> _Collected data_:
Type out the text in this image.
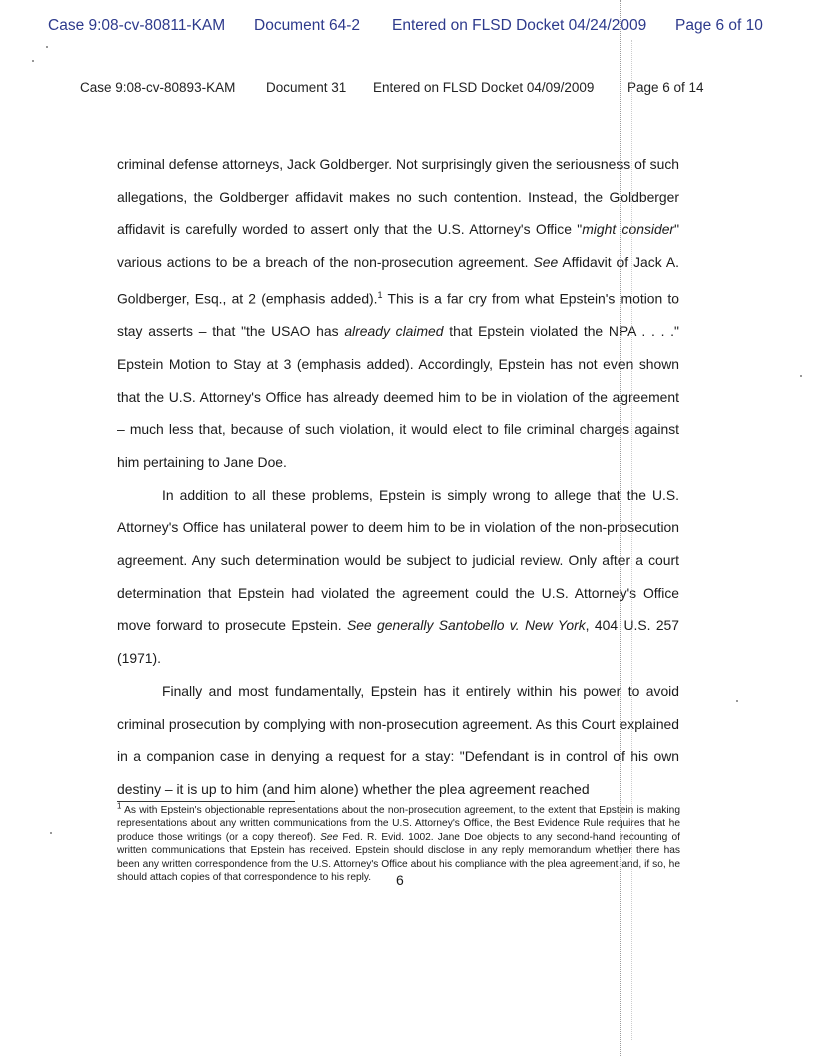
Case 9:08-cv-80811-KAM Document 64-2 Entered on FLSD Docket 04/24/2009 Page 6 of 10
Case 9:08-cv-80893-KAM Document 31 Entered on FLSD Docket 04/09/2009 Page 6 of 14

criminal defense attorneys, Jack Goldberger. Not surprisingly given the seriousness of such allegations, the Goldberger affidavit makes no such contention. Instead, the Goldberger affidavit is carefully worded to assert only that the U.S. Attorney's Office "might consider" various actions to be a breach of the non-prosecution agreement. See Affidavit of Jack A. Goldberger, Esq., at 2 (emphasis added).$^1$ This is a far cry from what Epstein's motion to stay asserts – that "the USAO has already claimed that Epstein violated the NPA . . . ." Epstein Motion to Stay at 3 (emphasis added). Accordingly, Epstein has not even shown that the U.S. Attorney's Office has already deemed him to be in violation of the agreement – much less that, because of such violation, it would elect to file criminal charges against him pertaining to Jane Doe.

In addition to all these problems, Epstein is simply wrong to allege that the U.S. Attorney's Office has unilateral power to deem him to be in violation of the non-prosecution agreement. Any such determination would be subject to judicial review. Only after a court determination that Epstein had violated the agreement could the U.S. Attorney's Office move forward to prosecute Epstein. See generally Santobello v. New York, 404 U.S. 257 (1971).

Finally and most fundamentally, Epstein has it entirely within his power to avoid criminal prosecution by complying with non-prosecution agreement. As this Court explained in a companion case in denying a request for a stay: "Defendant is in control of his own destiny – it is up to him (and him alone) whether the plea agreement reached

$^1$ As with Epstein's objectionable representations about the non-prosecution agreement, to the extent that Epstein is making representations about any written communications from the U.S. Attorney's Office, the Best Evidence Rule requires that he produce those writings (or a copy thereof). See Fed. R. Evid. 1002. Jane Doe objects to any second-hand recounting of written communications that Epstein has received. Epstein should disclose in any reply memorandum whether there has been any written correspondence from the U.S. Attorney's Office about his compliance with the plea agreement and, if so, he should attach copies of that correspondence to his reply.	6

> _DESCRIPTION OF THE TASK_: Give back all entries exactly. No pictures belong in the copy.

> _RESPONSE TO THIS EXERCISE_:
Type out the text in this image.
Case 9:08-cv-80811-KAM Document 64-2 Entered on FLSD Docket 04/24/2009 Page 6 of 10
Case 9:08-cv-80893-KAM Document 31 Entered on FLSD Docket 04/09/2009 Page 6 of 14

criminal defense attorneys, Jack Goldberger. Not surprisingly given the seriousness of such allegations, the Goldberger affidavit makes no such contention. Instead, the Goldberger affidavit is carefully worded to assert only that the U.S. Attorney's Office "might consider" various actions to be a breach of the non-prosecution agreement. See Affidavit of Jack A. Goldberger, Esq., at 2 (emphasis added).$^1$ This is a far cry from what Epstein's motion to stay asserts – that "the USAO has already claimed that Epstein violated the NPA . . . ." Epstein Motion to Stay at 3 (emphasis added). Accordingly, Epstein has not even shown that the U.S. Attorney's Office has already deemed him to be in violation of the agreement – much less that, because of such violation, it would elect to file criminal charges against him pertaining to Jane Doe.

In addition to all these problems, Epstein is simply wrong to allege that the U.S. Attorney's Office has unilateral power to deem him to be in violation of the non-prosecution agreement. Any such determination would be subject to judicial review. Only after a court determination that Epstein had violated the agreement could the U.S. Attorney's Office move forward to prosecute Epstein. See generally Santobello v. New York, 404 U.S. 257 (1971).

Finally and most fundamentally, Epstein has it entirely within his power to avoid criminal prosecution by complying with non-prosecution agreement. As this Court explained in a companion case in denying a request for a stay: "Defendant is in control of his own destiny – it is up to him (and him alone) whether the plea agreement reached

$^1$ As with Epstein's objectionable representations about the non-prosecution agreement, to the extent that Epstein is making representations about any written communications from the U.S. Attorney's Office, the Best Evidence Rule requires that he produce those writings (or a copy thereof). See Fed. R. Evid. 1002. Jane Doe objects to any second-hand recounting of written communications that Epstein has received. Epstein should disclose in any reply memorandum whether there has been any written correspondence from the U.S. Attorney's Office about his compliance with the plea agreement and, if so, he should attach copies of that correspondence to his reply.	6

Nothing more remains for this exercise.